INSTRUCTIONS FOR THE TASK:
Go over the entries below line by line, copying each one that contains the word "badge".

──────── TASK MATERIAL ────────

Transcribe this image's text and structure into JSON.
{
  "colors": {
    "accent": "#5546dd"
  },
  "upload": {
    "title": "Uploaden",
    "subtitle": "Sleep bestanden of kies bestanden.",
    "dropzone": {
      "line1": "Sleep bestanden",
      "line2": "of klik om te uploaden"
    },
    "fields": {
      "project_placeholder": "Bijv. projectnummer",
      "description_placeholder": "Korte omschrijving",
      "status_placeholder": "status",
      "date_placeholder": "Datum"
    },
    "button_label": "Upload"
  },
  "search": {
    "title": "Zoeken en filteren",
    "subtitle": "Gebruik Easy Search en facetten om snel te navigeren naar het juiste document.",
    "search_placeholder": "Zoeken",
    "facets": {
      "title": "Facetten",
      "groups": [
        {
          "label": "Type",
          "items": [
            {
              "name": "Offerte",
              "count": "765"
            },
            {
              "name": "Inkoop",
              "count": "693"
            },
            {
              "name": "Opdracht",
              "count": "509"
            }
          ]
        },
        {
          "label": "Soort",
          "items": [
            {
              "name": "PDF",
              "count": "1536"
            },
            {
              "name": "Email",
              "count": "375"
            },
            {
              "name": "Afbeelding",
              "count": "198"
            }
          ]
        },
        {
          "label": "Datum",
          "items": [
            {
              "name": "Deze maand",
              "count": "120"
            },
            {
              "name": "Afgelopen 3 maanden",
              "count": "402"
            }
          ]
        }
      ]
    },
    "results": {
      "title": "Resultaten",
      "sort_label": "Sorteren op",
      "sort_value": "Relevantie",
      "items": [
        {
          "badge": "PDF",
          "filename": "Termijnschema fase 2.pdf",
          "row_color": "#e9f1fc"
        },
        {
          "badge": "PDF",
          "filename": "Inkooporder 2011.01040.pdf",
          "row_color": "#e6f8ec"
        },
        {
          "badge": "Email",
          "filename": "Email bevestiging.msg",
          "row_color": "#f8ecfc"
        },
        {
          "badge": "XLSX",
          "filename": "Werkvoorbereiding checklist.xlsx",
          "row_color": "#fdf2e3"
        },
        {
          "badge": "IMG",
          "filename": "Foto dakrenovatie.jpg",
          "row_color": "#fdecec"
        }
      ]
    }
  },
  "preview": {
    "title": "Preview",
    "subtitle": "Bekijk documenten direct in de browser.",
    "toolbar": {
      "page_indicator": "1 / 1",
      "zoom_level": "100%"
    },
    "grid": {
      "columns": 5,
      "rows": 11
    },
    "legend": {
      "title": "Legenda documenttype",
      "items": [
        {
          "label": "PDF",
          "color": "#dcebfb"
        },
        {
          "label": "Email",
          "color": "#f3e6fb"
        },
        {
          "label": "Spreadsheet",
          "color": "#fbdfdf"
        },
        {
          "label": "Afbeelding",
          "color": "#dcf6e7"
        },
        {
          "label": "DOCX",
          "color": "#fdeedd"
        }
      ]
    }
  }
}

────────

SOLUTION:
          "badge": "PDF",
          "badge": "PDF",
          "badge": "Email",
          "badge": "XLSX",
          "badge": "IMG",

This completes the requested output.